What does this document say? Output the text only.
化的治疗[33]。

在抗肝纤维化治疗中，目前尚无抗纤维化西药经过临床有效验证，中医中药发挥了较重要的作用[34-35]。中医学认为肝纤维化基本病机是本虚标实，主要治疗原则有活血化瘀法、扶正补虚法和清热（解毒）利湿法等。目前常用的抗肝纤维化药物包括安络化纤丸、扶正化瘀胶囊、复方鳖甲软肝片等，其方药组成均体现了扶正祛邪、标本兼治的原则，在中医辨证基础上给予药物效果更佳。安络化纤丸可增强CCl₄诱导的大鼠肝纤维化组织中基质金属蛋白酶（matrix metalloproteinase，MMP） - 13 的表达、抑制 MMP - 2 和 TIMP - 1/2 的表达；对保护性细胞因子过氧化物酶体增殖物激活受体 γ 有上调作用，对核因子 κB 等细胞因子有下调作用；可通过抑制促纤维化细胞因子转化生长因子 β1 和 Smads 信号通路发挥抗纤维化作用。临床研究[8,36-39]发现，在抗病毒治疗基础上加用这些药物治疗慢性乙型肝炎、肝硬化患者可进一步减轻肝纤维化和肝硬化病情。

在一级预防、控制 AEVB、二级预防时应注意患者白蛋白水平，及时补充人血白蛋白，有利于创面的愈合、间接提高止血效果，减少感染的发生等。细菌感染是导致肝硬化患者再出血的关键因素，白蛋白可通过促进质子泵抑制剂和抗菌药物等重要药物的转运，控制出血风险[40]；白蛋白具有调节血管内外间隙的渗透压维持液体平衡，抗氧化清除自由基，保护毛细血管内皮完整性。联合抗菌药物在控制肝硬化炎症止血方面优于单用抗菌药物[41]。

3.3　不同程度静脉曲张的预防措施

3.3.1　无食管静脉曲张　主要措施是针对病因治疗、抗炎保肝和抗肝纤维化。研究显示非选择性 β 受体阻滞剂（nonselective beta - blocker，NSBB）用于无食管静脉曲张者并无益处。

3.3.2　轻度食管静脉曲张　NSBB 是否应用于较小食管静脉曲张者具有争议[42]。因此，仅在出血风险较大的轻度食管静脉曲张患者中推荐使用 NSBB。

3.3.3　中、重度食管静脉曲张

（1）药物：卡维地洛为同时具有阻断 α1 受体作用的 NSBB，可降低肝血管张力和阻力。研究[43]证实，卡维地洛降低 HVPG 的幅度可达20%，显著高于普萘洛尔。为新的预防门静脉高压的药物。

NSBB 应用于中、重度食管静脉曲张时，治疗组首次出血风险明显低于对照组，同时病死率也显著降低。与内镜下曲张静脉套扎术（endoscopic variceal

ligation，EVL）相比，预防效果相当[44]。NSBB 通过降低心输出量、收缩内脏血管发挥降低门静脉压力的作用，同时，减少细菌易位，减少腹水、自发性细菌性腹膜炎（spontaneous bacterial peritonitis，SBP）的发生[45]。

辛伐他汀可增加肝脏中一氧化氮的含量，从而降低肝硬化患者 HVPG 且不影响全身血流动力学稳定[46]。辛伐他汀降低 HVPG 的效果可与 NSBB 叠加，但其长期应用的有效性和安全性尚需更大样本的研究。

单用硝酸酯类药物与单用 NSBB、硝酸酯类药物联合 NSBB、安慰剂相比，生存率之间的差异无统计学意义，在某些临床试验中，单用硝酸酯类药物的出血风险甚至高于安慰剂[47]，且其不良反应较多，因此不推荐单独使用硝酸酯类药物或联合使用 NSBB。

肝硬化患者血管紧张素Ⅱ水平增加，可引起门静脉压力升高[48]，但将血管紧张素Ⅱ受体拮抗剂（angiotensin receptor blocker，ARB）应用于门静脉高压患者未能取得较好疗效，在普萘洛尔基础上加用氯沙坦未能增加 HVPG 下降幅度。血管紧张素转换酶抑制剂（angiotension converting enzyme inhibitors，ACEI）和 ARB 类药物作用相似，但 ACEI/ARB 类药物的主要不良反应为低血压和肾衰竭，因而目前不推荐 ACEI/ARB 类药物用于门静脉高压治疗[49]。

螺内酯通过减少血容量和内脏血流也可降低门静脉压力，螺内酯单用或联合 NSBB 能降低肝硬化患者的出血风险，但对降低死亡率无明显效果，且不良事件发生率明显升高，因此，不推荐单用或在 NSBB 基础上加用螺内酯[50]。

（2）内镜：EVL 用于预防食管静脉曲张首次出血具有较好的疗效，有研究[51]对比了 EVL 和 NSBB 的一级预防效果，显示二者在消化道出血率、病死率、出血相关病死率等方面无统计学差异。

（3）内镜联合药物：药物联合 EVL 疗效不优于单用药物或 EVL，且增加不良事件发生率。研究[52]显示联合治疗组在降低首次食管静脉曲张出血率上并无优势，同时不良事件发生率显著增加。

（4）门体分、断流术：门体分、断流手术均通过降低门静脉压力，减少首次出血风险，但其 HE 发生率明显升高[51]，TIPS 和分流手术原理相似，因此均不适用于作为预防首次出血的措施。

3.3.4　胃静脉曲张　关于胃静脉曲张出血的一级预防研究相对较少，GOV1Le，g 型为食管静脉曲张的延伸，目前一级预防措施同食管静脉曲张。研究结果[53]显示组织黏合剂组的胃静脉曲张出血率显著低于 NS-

□ □ □ □ □ □ □

Task to carry out: Among the lines of the data above, count those holding "blocker" and state only the number.

Response to the task: 2